State how many lines hold the string "text". Give the number and nothing else.

======== Records supplied ========

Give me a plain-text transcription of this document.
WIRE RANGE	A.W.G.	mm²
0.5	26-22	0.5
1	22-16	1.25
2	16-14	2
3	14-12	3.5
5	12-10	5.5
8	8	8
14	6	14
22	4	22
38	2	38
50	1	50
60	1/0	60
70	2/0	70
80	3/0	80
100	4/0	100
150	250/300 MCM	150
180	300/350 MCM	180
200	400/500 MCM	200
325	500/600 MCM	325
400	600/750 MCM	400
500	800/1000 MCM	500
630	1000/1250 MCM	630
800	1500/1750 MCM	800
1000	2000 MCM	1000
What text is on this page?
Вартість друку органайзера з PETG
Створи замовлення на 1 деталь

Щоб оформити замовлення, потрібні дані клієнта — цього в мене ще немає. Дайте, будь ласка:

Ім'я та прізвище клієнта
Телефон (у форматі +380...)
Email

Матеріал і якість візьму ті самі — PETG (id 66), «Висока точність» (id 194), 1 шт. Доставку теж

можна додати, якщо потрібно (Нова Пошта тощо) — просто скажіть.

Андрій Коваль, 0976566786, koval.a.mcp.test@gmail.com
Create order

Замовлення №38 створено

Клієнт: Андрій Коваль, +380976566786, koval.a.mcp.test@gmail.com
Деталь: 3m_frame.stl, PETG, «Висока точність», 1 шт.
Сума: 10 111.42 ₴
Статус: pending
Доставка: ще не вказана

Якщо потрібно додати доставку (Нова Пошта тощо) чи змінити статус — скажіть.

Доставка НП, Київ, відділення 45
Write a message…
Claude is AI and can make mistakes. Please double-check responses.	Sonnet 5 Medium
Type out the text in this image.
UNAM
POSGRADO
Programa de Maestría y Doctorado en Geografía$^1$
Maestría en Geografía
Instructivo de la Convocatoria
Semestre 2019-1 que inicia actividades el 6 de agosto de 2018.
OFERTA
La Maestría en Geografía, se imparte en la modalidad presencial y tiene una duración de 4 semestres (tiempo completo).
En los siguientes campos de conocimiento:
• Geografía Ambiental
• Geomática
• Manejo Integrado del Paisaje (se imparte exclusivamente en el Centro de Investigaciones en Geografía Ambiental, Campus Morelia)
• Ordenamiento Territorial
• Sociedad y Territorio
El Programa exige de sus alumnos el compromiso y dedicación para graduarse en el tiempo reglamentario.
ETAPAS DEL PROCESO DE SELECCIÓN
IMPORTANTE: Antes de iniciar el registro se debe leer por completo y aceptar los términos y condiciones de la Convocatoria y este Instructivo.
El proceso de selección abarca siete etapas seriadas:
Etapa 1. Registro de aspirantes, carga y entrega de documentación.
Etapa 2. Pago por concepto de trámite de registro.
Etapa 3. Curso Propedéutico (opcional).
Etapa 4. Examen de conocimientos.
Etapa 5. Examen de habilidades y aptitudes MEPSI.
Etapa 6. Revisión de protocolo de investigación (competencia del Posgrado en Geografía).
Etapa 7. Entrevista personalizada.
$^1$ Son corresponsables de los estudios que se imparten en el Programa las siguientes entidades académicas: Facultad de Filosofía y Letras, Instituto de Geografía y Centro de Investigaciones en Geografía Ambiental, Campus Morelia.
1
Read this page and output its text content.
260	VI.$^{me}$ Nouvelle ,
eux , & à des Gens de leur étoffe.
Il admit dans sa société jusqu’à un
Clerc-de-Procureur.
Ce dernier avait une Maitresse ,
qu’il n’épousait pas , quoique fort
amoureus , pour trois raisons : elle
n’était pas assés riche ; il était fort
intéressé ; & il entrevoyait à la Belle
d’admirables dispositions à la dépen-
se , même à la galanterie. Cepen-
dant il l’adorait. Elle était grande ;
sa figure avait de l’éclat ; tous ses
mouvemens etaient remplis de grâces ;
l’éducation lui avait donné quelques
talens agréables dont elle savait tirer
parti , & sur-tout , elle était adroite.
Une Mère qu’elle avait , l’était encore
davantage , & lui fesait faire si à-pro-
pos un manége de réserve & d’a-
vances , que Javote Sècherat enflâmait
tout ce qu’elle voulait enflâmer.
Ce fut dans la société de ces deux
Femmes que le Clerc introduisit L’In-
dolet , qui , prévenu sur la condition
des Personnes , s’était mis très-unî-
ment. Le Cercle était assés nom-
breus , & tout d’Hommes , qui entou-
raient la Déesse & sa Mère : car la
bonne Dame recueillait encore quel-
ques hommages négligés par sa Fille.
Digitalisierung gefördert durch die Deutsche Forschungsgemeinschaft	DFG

========

- Final answer -
4